§ Stated task
Extract all lines that hold "bloß" from the records below.

§ Listed entries
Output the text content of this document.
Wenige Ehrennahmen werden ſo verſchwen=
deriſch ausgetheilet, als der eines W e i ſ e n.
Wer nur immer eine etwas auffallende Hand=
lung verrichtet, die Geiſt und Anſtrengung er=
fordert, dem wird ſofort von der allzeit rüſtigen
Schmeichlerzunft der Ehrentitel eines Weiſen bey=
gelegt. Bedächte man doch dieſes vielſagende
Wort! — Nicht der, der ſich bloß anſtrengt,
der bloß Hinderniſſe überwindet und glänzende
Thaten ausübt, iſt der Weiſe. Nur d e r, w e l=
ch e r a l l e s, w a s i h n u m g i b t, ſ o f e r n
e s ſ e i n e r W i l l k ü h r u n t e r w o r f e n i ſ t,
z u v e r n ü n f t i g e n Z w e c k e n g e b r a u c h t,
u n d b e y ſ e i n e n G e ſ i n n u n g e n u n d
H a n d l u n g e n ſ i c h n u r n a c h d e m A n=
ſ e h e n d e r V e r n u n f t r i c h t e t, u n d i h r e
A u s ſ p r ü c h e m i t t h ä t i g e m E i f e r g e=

§ Answer in full
Wort! — Nicht der, der ſich bloß anſtrengt,
der bloß Hinderniſſe überwindet und glänzende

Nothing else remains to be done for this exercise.